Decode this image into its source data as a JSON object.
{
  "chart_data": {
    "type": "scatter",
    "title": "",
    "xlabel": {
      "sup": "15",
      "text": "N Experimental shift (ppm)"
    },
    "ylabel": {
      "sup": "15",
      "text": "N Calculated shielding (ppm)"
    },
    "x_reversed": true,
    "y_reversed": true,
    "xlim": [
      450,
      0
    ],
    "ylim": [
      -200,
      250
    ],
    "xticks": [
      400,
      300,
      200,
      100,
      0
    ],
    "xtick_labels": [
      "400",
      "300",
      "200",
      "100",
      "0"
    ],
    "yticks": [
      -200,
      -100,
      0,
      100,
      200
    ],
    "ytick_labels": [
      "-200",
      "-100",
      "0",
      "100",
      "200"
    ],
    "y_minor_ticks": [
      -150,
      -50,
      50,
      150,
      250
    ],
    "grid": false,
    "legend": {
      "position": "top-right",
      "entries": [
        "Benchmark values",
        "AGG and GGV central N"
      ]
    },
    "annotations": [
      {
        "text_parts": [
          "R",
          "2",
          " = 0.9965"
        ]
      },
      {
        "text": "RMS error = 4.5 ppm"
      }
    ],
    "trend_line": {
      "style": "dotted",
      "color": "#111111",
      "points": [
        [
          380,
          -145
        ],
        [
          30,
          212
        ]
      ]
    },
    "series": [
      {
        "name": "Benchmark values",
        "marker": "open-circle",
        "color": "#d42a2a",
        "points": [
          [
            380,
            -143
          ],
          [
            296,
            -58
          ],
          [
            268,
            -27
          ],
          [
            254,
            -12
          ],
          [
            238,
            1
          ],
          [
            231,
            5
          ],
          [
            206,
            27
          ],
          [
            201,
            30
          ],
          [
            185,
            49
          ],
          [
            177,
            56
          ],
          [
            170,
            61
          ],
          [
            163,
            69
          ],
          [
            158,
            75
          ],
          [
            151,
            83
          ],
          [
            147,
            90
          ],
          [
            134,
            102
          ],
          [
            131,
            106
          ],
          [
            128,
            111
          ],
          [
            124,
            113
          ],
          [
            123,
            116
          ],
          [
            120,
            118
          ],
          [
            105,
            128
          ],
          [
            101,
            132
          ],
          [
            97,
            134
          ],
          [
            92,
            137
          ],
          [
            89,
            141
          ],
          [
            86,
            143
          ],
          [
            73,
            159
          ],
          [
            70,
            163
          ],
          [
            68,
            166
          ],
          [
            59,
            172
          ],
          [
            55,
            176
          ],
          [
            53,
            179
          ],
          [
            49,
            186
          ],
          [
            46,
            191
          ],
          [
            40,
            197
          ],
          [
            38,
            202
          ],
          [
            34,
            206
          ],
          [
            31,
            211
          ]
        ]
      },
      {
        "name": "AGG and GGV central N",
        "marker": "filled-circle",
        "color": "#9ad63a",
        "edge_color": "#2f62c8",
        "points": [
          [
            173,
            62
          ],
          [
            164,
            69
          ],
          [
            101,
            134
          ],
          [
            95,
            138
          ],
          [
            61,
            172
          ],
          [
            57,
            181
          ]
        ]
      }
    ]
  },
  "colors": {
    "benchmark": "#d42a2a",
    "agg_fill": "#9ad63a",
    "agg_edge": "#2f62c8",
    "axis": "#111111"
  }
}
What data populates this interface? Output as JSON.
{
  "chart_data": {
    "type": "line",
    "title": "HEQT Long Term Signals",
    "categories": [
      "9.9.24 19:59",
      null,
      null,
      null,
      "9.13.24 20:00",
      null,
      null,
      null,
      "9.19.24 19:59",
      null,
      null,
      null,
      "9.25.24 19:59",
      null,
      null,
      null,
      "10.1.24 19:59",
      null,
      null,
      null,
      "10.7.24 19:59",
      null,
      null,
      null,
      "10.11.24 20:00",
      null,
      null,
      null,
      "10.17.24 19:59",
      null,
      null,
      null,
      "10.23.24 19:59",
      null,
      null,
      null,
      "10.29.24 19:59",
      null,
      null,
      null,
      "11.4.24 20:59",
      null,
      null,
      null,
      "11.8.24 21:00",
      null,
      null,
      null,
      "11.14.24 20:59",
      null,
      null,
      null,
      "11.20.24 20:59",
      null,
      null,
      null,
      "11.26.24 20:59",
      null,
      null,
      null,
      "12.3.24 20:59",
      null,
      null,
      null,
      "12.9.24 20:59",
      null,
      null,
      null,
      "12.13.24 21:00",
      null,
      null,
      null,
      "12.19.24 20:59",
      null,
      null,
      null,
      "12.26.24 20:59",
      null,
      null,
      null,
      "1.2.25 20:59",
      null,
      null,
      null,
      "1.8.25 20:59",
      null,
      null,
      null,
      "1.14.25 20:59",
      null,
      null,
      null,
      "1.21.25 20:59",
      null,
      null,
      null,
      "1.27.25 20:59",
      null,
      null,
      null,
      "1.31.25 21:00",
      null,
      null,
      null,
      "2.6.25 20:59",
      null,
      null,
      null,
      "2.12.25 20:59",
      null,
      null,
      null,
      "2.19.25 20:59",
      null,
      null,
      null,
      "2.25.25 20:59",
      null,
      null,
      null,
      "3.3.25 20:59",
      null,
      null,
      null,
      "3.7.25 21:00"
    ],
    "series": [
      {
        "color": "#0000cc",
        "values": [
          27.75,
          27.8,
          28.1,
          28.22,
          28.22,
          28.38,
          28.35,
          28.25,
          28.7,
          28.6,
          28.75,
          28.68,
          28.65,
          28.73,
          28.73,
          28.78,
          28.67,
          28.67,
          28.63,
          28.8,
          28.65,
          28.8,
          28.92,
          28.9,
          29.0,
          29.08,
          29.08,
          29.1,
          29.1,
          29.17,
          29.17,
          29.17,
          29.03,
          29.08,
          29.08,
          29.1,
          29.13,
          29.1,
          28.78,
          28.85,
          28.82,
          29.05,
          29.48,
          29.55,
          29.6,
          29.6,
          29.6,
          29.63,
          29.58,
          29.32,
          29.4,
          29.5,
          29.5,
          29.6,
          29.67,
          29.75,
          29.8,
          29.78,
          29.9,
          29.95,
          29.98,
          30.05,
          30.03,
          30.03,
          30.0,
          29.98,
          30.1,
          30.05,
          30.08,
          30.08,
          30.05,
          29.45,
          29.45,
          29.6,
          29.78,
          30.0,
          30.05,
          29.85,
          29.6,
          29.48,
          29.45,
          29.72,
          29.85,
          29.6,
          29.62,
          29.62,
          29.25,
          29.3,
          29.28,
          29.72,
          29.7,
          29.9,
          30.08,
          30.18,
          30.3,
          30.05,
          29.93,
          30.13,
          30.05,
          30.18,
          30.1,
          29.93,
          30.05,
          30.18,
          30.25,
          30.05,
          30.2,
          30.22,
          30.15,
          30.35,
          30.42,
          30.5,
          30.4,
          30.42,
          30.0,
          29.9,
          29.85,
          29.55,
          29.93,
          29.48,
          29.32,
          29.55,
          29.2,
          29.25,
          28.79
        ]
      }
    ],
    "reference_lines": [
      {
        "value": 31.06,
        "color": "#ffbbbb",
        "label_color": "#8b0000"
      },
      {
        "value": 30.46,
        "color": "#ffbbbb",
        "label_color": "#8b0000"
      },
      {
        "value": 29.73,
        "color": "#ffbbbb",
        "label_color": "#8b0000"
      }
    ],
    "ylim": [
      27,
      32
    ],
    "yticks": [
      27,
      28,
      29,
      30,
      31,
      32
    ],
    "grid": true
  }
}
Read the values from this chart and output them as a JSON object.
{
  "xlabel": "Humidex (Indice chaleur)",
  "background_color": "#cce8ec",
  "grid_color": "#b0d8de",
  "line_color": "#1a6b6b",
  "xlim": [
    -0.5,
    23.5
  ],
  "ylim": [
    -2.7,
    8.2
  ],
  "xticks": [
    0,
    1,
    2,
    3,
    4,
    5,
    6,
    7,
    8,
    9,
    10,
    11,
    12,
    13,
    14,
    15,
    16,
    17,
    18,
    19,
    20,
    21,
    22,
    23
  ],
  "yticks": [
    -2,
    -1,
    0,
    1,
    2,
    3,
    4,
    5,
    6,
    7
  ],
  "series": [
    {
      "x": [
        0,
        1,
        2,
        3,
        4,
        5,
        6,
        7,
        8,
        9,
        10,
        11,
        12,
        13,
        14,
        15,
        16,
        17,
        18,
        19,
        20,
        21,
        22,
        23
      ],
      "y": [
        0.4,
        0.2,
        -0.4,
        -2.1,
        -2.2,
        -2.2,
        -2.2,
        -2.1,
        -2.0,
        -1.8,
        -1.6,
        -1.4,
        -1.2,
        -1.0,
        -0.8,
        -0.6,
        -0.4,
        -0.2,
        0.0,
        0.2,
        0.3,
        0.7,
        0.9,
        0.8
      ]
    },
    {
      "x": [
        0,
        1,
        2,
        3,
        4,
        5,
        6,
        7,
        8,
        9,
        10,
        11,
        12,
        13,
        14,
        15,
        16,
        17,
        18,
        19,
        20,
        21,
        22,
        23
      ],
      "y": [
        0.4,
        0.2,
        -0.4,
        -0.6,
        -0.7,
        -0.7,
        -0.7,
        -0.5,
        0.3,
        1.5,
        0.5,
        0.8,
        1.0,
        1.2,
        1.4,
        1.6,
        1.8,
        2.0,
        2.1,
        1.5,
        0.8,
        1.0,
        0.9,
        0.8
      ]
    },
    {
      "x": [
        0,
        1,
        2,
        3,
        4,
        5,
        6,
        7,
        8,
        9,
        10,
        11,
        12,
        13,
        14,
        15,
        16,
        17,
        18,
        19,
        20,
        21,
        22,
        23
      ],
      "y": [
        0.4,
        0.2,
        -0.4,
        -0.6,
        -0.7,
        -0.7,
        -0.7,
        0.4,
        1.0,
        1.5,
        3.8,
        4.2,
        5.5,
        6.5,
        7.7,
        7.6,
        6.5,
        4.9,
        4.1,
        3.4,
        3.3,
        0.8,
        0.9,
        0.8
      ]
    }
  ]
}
================
Prompt
Considering only the records above, state the number of lines that include the word "xlabel", with nothing added.

Result of this task
2